● **MATERIAL PROVIDED**
************

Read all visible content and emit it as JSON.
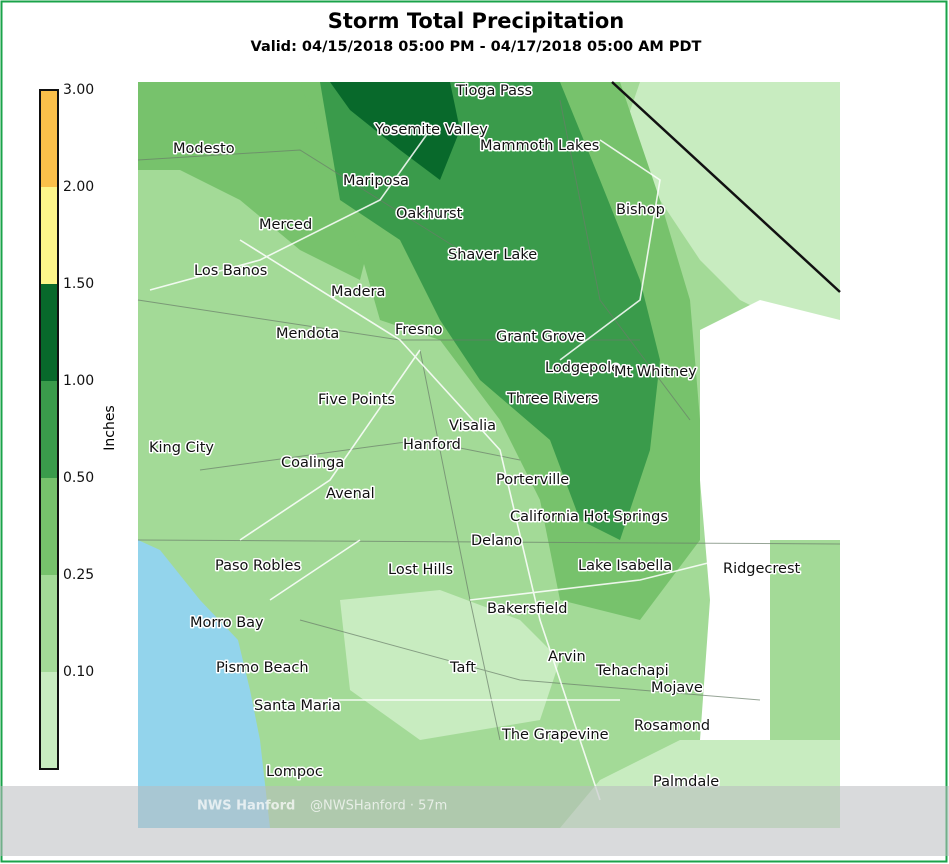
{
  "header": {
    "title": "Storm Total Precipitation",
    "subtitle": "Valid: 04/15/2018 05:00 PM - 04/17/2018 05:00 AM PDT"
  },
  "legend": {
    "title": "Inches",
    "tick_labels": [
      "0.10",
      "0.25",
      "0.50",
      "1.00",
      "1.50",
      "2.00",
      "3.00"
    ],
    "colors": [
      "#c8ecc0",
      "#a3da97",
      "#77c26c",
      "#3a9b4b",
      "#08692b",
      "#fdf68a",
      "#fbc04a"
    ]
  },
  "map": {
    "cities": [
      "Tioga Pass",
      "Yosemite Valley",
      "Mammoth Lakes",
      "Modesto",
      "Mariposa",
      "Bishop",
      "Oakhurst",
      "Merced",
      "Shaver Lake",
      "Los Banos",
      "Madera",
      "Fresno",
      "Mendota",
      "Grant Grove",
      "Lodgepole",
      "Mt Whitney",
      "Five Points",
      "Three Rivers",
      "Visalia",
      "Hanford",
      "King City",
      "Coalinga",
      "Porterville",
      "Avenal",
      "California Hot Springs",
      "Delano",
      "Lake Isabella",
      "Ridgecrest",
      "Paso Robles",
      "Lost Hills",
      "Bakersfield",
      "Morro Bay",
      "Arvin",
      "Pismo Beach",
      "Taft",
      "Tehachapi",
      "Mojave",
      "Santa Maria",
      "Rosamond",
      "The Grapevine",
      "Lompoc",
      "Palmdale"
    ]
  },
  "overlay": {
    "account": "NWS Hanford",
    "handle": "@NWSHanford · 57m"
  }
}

************

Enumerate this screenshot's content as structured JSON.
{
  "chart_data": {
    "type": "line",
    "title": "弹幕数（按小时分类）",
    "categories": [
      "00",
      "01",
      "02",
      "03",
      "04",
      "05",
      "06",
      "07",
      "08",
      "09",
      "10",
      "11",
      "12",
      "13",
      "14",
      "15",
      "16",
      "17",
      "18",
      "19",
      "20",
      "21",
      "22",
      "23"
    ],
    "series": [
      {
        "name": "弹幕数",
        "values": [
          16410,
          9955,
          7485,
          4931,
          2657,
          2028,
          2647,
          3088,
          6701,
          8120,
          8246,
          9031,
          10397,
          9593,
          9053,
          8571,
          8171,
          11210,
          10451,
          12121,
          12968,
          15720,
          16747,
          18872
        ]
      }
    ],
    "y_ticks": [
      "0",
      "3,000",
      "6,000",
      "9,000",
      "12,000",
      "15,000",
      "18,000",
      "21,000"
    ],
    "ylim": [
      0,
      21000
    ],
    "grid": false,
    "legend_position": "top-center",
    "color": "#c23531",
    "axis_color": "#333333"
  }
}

************

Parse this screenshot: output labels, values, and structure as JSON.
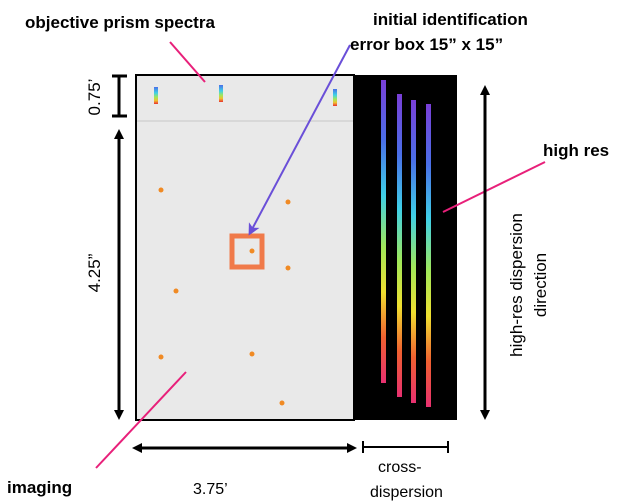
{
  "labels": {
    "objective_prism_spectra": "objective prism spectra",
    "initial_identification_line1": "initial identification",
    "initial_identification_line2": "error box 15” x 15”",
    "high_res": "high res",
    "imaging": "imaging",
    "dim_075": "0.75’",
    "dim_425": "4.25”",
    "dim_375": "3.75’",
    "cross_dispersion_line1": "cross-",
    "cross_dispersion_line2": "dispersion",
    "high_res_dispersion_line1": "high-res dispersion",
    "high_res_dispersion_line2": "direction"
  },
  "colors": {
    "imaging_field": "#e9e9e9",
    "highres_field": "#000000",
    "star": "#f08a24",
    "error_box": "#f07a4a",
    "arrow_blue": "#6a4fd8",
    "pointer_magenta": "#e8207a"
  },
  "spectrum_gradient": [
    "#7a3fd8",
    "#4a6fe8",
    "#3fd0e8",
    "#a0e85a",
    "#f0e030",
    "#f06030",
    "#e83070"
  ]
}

************

● **EXERCISE**
Copy out each line in the listing that has the word "content".

● **SOLUTION TO THIS TASK**
Read all visible content and emit it as JSON.
Enumerate this screenshot's content as structured JSON.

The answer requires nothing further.